STATED GOAL
Reproduce the listing below word for word, leaving out the picture.

DATA SHOWN

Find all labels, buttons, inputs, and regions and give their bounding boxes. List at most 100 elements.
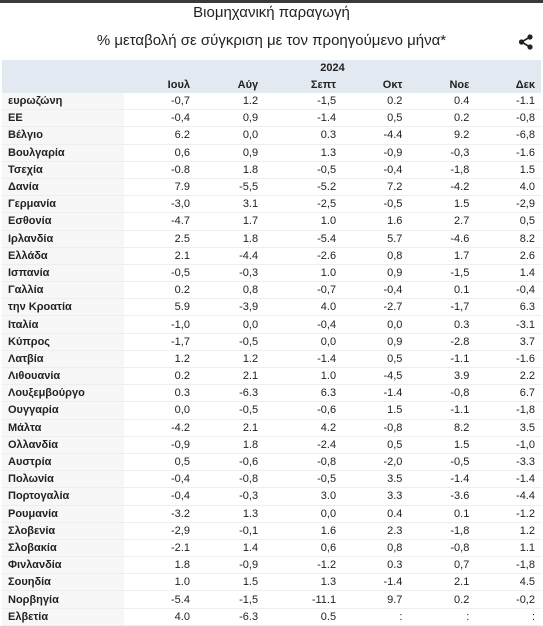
cell: 6.3: [264, 384, 343, 403]
cell: -0,5: [195, 333, 265, 351]
cell: 0,5: [342, 436, 409, 454]
cell: -4.7: [124, 212, 196, 231]
cell: 0.3: [264, 126, 343, 145]
row-label: Φινλανδία: [2, 556, 124, 575]
cell: -1,7: [408, 298, 476, 317]
cell: 7.9: [124, 178, 196, 197]
year-row: 2024: [2, 60, 541, 76]
table-row: Ρουμανία -3.2 1.3 0,0 0.4 0.1 -1.2: [2, 505, 541, 523]
cell: -1,5: [264, 93, 343, 111]
cell: 1.5: [408, 436, 476, 454]
cell: 9.2: [408, 126, 476, 145]
cell: 3.0: [264, 487, 343, 506]
table-row: Κύπρος -1,7 -0,5 0,0 0,9 -2.8 3.7: [2, 333, 541, 351]
cell: 0,5: [124, 453, 196, 472]
cell: -1,0: [475, 436, 541, 454]
table-row: Φινλανδία 1.8 -0,9 -1.2 0.3 0,7 -1,8: [2, 556, 541, 575]
cell: 0.2: [124, 281, 196, 300]
share-icon[interactable]: [518, 34, 534, 50]
cell: 4.0: [475, 178, 541, 197]
cell: -0,3: [195, 487, 265, 506]
cell: 0.4: [342, 505, 409, 523]
row-label: ΕΕ: [2, 109, 124, 128]
cell: 4.0: [124, 608, 196, 626]
cell: 0,9: [195, 144, 265, 162]
cell: -2,5: [264, 195, 343, 214]
subtitle: % μεταβολή σε σύγκριση με τον προηγούμεν…: [96, 32, 447, 49]
cell: :: [475, 608, 541, 626]
cell: 1.5: [342, 401, 409, 420]
cell: -6,8: [475, 126, 541, 145]
cell: 2.1: [124, 247, 196, 265]
cell: -4.2: [408, 178, 476, 197]
cell: -0,4: [124, 470, 196, 489]
row-label: Λατβία: [2, 350, 124, 369]
cell: -1.4: [342, 384, 409, 403]
cell: 1.0: [264, 212, 343, 231]
cell: 0,0: [342, 315, 409, 334]
table-row: Βουλγαρία 0,6 0,9 1.3 -0,9 -0,3 -1.6: [2, 144, 541, 162]
cell: -0,8: [408, 539, 476, 558]
table-row: Πορτογαλία -0,4 -0,3 3.0 3.3 -3.6 -4.4: [2, 487, 541, 506]
cell: 1.4: [195, 539, 265, 558]
cell: 1.3: [264, 144, 343, 162]
cell: 8.2: [408, 419, 476, 437]
row-label: Γαλλία: [2, 281, 124, 300]
table-row: Ισπανία -0,5 -0,3 1.0 0,9 -1,5 1.4: [2, 264, 541, 283]
row-label: ευρωζώνη: [2, 93, 124, 111]
cell: 4.0: [264, 298, 343, 317]
row-label: Γερμανία: [2, 195, 124, 214]
table-row: Τσεχία -0.8 1.8 -0,5 -0,4 -1,8 1.5: [2, 161, 541, 179]
cell: -1,7: [124, 333, 196, 351]
cell: 4.5: [475, 573, 541, 592]
cell: -5.4: [264, 230, 343, 248]
table-row: Ιταλία -1,0 0,0 -0,4 0,0 0.3 -3.1: [2, 315, 541, 334]
cell: -2.8: [408, 333, 476, 351]
cell: 0,0: [264, 505, 343, 523]
cell: 3.5: [475, 419, 541, 437]
cell: -1.2: [475, 505, 541, 523]
cell: 3.1: [195, 195, 265, 214]
cell: 0,5: [475, 212, 541, 231]
corner: [2, 60, 124, 76]
cell: 8.2: [475, 230, 541, 248]
cell: 2.7: [408, 212, 476, 231]
cell: -1.6: [475, 350, 541, 369]
cell: -1,8: [475, 401, 541, 420]
cell: -0,5: [124, 264, 196, 283]
cell: -1.1: [475, 93, 541, 111]
cell: 0.3: [408, 315, 476, 334]
cell: 0,0: [195, 126, 265, 145]
cell: 5.7: [342, 230, 409, 248]
row-label: Δανία: [2, 178, 124, 197]
row-label: Ελβετία: [2, 608, 124, 626]
cell: 0,6: [124, 144, 196, 162]
cell: -0,5: [408, 453, 476, 472]
row-label: Τσεχία: [2, 161, 124, 179]
cell: -1.2: [264, 556, 343, 575]
cell: 6.3: [475, 298, 541, 317]
cell: -4.2: [124, 419, 196, 437]
cell: -1,8: [408, 161, 476, 179]
cell: -5.2: [264, 178, 343, 197]
cell: 3.3: [342, 487, 409, 506]
table-row: Σλοβακία -2.1 1.4 0,6 0,8 -0,8 1.1: [2, 539, 541, 558]
column-header: Δεκ: [475, 76, 541, 93]
cell: -0,6: [195, 453, 265, 472]
cell: 0,9: [195, 109, 265, 128]
cell: 1.2: [475, 522, 541, 540]
row-label: Ελλάδα: [2, 247, 124, 265]
row-label: Πολωνία: [2, 470, 124, 489]
cell: -1,8: [408, 522, 476, 540]
top-bar: [0, 0, 543, 3]
cell: -1.4: [475, 470, 541, 489]
cell: -1.6: [475, 144, 541, 162]
cell: 0,5: [342, 350, 409, 369]
row-label: Ιρλανδία: [2, 230, 124, 248]
cell: 0,5: [342, 109, 409, 128]
cell: 7.2: [342, 178, 409, 197]
cell: -1.1: [408, 350, 476, 369]
cell: -2,0: [342, 453, 409, 472]
cell: -0,5: [342, 195, 409, 214]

OUTPUT
Find all labels, buttons, inputs, and regions and give their bounding boxes. List at most 100 elements.
cell: 6.3: [264, 384, 343, 403]
cell: -0,5: [195, 333, 265, 351]
cell: 0,5: [342, 436, 409, 454]
cell: -4.7: [124, 212, 196, 231]
cell: 0.3: [264, 126, 343, 145]
row-label: Φινλανδία: [2, 556, 124, 575]
cell: -1,7: [408, 298, 476, 317]
cell: 7.9: [124, 178, 196, 197]
year-row: 2024: [2, 60, 541, 76]
table-row: Ρουμανία -3.2 1.3 0,0 0.4 0.1 -1.2: [2, 505, 541, 523]
cell: -1,5: [264, 93, 343, 111]
cell: 1.5: [408, 436, 476, 454]
cell: 9.2: [408, 126, 476, 145]
cell: 3.0: [264, 487, 343, 506]
table-row: Κύπρος -1,7 -0,5 0,0 0,9 -2.8 3.7: [2, 333, 541, 351]
cell: 0,5: [124, 453, 196, 472]
cell: -1,0: [475, 436, 541, 454]
table-row: Φινλανδία 1.8 -0,9 -1.2 0.3 0,7 -1,8: [2, 556, 541, 575]
cell: 0.2: [124, 281, 196, 300]
share-icon[interactable]: [518, 34, 534, 50]
cell: 4.0: [475, 178, 541, 197]
cell: -0,3: [195, 487, 265, 506]
cell: 0.4: [342, 505, 409, 523]
row-label: ΕΕ: [2, 109, 124, 128]
cell: 4.0: [124, 608, 196, 626]
cell: 0,9: [195, 144, 265, 162]
cell: -2,5: [264, 195, 343, 214]
subtitle: % μεταβολή σε σύγκριση με τον προηγούμεν…: [96, 32, 447, 49]
cell: :: [475, 608, 541, 626]
cell: 1.5: [342, 401, 409, 420]
cell: -6,8: [475, 126, 541, 145]
cell: 2.1: [124, 247, 196, 265]
cell: -4.2: [408, 178, 476, 197]
cell: -0,4: [124, 470, 196, 489]
row-label: Λατβία: [2, 350, 124, 369]
cell: -1.4: [342, 384, 409, 403]
cell: 1.0: [264, 212, 343, 231]
cell: 0,0: [342, 315, 409, 334]
table-row: Βουλγαρία 0,6 0,9 1.3 -0,9 -0,3 -1.6: [2, 144, 541, 162]
cell: -0,8: [408, 539, 476, 558]
table-row: Πορτογαλία -0,4 -0,3 3.0 3.3 -3.6 -4.4: [2, 487, 541, 506]
cell: 1.4: [195, 539, 265, 558]
cell: 1.3: [264, 144, 343, 162]
cell: 8.2: [408, 419, 476, 437]
row-label: Γαλλία: [2, 281, 124, 300]
table-row: Ισπανία -0,5 -0,3 1.0 0,9 -1,5 1.4: [2, 264, 541, 283]
row-label: ευρωζώνη: [2, 93, 124, 111]
cell: 4.0: [264, 298, 343, 317]
row-label: Γερμανία: [2, 195, 124, 214]
table-row: Τσεχία -0.8 1.8 -0,5 -0,4 -1,8 1.5: [2, 161, 541, 179]
cell: -1,7: [124, 333, 196, 351]
cell: 4.5: [475, 573, 541, 592]
cell: -5.4: [264, 230, 343, 248]
table-row: Ιταλία -1,0 0,0 -0,4 0,0 0.3 -3.1: [2, 315, 541, 334]
cell: -2.8: [408, 333, 476, 351]
cell: 0,0: [264, 505, 343, 523]
cell: 3.5: [475, 419, 541, 437]
cell: -1.2: [475, 505, 541, 523]
cell: 3.1: [195, 195, 265, 214]
cell: 0,5: [475, 212, 541, 231]
corner: [2, 60, 124, 76]
cell: 8.2: [475, 230, 541, 248]
cell: 2.7: [408, 212, 476, 231]
cell: -1.6: [475, 350, 541, 369]
cell: -1,8: [475, 401, 541, 420]
cell: -0,5: [124, 264, 196, 283]
cell: -1.1: [475, 93, 541, 111]
cell: 0.3: [408, 315, 476, 334]
cell: 0,0: [195, 126, 265, 145]
cell: 5.7: [342, 230, 409, 248]
row-label: Δανία: [2, 178, 124, 197]
row-label: Ελβετία: [2, 608, 124, 626]
cell: 0,6: [124, 144, 196, 162]
cell: -0,5: [408, 453, 476, 472]
row-label: Τσεχία: [2, 161, 124, 179]
cell: -1.2: [264, 556, 343, 575]
cell: 6.3: [475, 298, 541, 317]
cell: -4.2: [124, 419, 196, 437]
cell: -1,8: [408, 161, 476, 179]
cell: -5.2: [264, 178, 343, 197]
cell: 3.3: [342, 487, 409, 506]
table-row: Σλοβακία -2.1 1.4 0,6 0,8 -0,8 1.1: [2, 539, 541, 558]
column-header: Δεκ: [475, 76, 541, 93]
cell: -0,6: [195, 453, 265, 472]
cell: 0,9: [195, 109, 265, 128]
cell: 1.2: [475, 522, 541, 540]
row-label: Ελλάδα: [2, 247, 124, 265]
row-label: Πολωνία: [2, 470, 124, 489]
cell: -1,8: [408, 522, 476, 540]
top-bar: [0, 0, 543, 3]
cell: -1.4: [475, 470, 541, 489]
cell: -1.6: [475, 144, 541, 162]
cell: 0,5: [342, 350, 409, 369]
row-label: Ιρλανδία: [2, 230, 124, 248]
cell: 0,5: [342, 109, 409, 128]
cell: 7.2: [342, 178, 409, 197]
cell: -1.1: [408, 350, 476, 369]
cell: -2,0: [342, 453, 409, 472]
cell: -0,5: [342, 195, 409, 214]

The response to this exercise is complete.